### Problem description:
Locate and copy all lines bearing the word "content".
--- Data provided ---
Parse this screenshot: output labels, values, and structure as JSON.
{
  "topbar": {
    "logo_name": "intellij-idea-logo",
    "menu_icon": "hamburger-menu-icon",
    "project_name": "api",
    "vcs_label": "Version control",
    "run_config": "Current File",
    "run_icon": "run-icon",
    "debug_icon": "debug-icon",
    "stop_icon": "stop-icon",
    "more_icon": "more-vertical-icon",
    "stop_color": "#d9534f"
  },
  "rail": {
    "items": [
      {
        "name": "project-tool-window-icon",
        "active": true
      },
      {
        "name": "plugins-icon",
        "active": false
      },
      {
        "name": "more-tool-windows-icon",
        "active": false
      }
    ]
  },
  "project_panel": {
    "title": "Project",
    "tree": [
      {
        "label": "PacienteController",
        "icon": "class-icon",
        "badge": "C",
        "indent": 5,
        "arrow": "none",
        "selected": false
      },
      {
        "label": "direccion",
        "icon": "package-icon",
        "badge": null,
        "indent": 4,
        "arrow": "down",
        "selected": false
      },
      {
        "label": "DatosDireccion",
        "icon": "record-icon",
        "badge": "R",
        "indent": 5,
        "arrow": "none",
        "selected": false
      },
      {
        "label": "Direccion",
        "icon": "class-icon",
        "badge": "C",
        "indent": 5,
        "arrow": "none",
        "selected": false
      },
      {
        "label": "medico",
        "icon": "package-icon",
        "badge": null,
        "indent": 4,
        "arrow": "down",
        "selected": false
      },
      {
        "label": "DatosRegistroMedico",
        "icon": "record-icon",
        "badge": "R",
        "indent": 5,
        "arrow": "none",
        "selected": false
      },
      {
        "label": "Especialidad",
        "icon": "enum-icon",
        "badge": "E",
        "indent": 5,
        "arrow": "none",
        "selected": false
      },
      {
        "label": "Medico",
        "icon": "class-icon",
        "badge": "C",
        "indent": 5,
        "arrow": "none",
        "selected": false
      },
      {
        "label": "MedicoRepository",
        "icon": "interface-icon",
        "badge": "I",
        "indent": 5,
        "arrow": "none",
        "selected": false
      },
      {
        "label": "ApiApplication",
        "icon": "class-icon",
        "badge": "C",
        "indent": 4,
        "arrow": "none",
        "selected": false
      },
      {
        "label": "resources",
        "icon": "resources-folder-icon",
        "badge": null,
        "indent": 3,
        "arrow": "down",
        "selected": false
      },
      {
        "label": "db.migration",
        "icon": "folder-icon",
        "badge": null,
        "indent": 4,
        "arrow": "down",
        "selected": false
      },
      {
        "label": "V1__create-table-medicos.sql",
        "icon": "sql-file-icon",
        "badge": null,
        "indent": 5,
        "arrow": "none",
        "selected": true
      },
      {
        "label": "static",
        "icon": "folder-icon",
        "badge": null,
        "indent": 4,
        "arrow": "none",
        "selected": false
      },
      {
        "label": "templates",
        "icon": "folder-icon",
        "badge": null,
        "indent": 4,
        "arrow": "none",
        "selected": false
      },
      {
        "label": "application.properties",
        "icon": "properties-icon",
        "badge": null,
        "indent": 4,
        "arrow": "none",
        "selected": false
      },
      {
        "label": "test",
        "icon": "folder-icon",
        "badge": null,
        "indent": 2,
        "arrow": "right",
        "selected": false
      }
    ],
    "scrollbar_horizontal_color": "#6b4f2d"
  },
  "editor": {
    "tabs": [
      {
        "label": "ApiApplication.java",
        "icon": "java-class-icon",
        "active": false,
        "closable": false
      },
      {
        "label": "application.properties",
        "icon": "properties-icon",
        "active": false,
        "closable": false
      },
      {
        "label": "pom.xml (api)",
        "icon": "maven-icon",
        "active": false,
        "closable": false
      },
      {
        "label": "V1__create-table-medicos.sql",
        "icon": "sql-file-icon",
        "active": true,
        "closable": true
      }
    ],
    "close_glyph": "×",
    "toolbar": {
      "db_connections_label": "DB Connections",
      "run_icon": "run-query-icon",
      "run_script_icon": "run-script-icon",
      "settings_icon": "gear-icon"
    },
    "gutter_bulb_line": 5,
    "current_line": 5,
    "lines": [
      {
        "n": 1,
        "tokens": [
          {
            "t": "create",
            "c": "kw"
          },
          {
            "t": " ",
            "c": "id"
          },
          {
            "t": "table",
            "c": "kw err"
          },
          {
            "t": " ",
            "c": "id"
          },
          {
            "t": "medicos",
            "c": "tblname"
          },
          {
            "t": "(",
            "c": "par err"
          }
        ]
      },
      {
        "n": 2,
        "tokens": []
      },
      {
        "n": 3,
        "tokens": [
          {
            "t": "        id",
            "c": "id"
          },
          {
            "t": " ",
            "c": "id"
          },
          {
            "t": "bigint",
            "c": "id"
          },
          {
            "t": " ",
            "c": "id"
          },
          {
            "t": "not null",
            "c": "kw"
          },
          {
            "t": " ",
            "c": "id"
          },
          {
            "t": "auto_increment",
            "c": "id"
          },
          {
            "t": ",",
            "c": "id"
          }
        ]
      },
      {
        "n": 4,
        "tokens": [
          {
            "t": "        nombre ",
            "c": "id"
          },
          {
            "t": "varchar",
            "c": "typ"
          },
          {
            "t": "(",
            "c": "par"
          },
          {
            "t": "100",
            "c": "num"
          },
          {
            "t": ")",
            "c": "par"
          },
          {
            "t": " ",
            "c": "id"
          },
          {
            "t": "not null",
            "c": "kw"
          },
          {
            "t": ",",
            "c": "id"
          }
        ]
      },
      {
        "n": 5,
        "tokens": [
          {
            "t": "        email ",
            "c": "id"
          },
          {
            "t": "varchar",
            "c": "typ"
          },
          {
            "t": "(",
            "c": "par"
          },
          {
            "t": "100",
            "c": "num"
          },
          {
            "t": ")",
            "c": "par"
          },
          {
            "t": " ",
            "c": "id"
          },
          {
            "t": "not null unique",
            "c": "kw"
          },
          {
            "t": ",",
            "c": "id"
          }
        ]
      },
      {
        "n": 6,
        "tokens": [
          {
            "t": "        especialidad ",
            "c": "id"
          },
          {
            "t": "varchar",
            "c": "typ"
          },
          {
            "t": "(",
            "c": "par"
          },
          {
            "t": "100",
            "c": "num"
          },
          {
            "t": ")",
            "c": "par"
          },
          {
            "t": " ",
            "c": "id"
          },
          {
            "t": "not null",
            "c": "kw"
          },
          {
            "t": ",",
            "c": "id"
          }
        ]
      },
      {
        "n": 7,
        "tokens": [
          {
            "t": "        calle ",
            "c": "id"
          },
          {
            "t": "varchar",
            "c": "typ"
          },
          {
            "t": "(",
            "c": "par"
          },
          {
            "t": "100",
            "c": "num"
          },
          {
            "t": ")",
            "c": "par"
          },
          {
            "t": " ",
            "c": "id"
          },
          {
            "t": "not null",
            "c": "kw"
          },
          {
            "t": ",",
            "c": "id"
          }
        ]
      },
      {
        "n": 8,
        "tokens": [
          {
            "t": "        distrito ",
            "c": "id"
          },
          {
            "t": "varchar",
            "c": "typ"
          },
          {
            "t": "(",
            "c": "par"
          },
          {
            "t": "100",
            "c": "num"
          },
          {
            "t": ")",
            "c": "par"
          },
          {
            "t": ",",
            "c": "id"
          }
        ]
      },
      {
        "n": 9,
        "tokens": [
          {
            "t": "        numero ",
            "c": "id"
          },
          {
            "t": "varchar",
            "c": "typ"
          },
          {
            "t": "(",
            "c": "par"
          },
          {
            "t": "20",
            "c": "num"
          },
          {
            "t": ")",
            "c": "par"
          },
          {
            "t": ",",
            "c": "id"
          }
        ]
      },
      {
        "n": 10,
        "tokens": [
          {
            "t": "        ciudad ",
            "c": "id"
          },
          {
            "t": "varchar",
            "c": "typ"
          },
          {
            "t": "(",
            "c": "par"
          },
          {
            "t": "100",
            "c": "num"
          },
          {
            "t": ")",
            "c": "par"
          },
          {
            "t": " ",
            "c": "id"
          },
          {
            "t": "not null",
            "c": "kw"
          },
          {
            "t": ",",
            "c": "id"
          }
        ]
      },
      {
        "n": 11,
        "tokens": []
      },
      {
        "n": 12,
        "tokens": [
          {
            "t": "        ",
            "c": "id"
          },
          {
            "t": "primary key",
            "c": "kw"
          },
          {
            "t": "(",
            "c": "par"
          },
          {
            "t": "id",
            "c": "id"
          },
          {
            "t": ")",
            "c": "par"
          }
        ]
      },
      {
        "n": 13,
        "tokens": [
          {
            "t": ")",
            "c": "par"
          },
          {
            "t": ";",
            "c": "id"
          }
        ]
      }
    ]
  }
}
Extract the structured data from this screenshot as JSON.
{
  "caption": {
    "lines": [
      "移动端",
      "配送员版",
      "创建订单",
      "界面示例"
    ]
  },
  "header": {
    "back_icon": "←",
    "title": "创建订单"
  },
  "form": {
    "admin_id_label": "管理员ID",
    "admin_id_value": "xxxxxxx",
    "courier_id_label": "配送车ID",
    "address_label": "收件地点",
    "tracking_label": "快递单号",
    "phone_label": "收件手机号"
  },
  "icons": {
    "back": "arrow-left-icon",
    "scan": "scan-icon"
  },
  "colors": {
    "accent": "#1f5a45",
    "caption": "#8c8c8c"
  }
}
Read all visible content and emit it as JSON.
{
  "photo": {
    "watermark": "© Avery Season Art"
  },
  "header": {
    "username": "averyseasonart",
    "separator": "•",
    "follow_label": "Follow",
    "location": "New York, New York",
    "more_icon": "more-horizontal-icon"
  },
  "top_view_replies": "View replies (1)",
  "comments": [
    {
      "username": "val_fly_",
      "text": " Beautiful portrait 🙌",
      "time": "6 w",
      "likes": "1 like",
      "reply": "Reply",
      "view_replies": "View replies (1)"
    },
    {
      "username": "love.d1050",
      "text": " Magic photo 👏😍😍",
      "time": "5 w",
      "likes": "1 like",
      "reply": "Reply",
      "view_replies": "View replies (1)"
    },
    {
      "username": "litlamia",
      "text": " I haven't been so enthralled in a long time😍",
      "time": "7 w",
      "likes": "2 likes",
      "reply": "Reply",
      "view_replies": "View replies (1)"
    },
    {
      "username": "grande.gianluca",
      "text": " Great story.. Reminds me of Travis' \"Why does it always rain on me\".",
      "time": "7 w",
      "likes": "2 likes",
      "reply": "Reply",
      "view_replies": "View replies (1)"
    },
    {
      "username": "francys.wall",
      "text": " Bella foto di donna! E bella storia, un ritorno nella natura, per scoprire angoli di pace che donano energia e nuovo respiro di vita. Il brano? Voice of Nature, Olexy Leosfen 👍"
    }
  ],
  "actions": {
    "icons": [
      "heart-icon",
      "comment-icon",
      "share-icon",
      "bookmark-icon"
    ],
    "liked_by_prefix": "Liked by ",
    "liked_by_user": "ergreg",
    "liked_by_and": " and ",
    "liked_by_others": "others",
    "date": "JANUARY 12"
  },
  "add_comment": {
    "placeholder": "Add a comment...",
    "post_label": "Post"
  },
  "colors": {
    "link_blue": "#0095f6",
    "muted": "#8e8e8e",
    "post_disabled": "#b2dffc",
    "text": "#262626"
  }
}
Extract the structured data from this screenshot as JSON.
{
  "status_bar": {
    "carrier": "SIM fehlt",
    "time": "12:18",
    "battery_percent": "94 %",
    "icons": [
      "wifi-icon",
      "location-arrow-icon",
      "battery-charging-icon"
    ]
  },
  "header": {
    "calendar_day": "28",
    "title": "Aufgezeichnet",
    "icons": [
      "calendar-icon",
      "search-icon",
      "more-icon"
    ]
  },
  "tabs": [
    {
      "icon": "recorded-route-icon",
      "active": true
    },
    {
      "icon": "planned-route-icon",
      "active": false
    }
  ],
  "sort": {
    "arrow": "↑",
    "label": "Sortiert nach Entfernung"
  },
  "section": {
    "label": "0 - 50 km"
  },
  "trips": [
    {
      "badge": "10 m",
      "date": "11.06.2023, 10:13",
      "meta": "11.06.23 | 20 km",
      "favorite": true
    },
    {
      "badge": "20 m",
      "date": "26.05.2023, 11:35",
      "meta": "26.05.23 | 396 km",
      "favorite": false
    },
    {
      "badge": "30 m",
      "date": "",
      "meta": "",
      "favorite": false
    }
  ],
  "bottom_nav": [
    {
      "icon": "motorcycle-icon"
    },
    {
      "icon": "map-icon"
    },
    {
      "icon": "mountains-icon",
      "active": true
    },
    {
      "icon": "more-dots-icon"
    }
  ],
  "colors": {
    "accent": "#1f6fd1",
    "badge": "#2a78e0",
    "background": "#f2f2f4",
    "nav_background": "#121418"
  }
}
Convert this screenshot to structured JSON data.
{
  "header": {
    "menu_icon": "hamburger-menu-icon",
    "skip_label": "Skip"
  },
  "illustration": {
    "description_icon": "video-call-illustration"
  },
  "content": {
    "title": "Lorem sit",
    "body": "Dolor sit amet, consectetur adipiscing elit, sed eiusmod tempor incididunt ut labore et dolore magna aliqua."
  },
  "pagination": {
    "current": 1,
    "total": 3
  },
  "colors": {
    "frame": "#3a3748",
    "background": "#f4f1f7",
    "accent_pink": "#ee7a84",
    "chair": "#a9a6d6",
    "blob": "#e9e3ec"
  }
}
---
### Task output:
Read all visible content and emit it as JSON.
  "content": {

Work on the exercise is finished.